--- What is required ---
Quote the entries word for word. Omit the pictures.

--- Data provided ---
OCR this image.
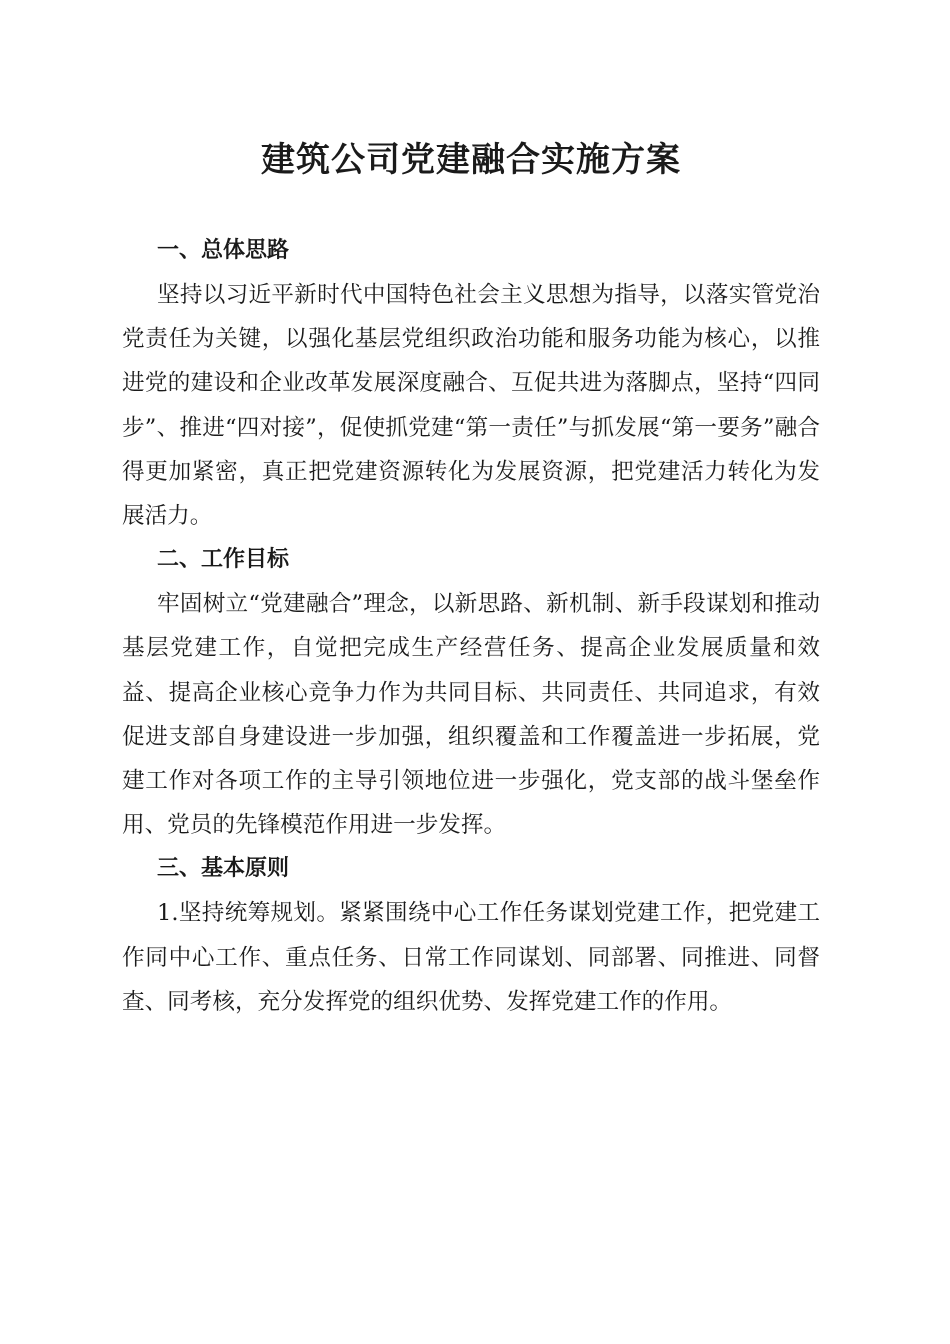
建筑公司党建融合实施方案
一、总体思路

坚持以习近平新时代中国特色社会主义思想为指导，以落实管党治党责任为关键，以强化基层党组织政治功能和服务功能为核心，以推进党的建设和企业改革发展深度融合、互促共进为落脚点，坚持“四同步”、推进“四对接”，促使抓党建“第一责任”与抓发展“第一要务”融合得更加紧密，真正把党建资源转化为发展资源，把党建活力转化为发展活力。

二、工作目标

牢固树立“党建融合”理念，以新思路、新机制、新手段谋划和推动基层党建工作，自觉把完成生产经营任务、提高企业发展质量和效益、提高企业核心竞争力作为共同目标、共同责任、共同追求，有效促进支部自身建设进一步加强，组织覆盖和工作覆盖进一步拓展，党建工作对各项工作的主导引领地位进一步强化，党支部的战斗堡垒作用、党员的先锋模范作用进一步发挥。

三、基本原则

1.坚持统筹规划。紧紧围绕中心工作任务谋划党建工作，把党建工作同中心工作、重点任务、日常工作同谋划、同部署、同推进、同督查、同考核，充分发挥党的组织优势、发挥党建工作的作用。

--- The output ---
OCR this image.
建筑公司党建融合实施方案
一、总体思路

坚持以习近平新时代中国特色社会主义思想为指导，以落实管党治党责任为关键，以强化基层党组织政治功能和服务功能为核心，以推进党的建设和企业改革发展深度融合、互促共进为落脚点，坚持“四同步”、推进“四对接”，促使抓党建“第一责任”与抓发展“第一要务”融合得更加紧密，真正把党建资源转化为发展资源，把党建活力转化为发展活力。

二、工作目标

牢固树立“党建融合”理念，以新思路、新机制、新手段谋划和推动基层党建工作，自觉把完成生产经营任务、提高企业发展质量和效益、提高企业核心竞争力作为共同目标、共同责任、共同追求，有效促进支部自身建设进一步加强，组织覆盖和工作覆盖进一步拓展，党建工作对各项工作的主导引领地位进一步强化，党支部的战斗堡垒作用、党员的先锋模范作用进一步发挥。

三、基本原则

1.坚持统筹规划。紧紧围绕中心工作任务谋划党建工作，把党建工作同中心工作、重点任务、日常工作同谋划、同部署、同推进、同督查、同考核，充分发挥党的组织优势、发挥党建工作的作用。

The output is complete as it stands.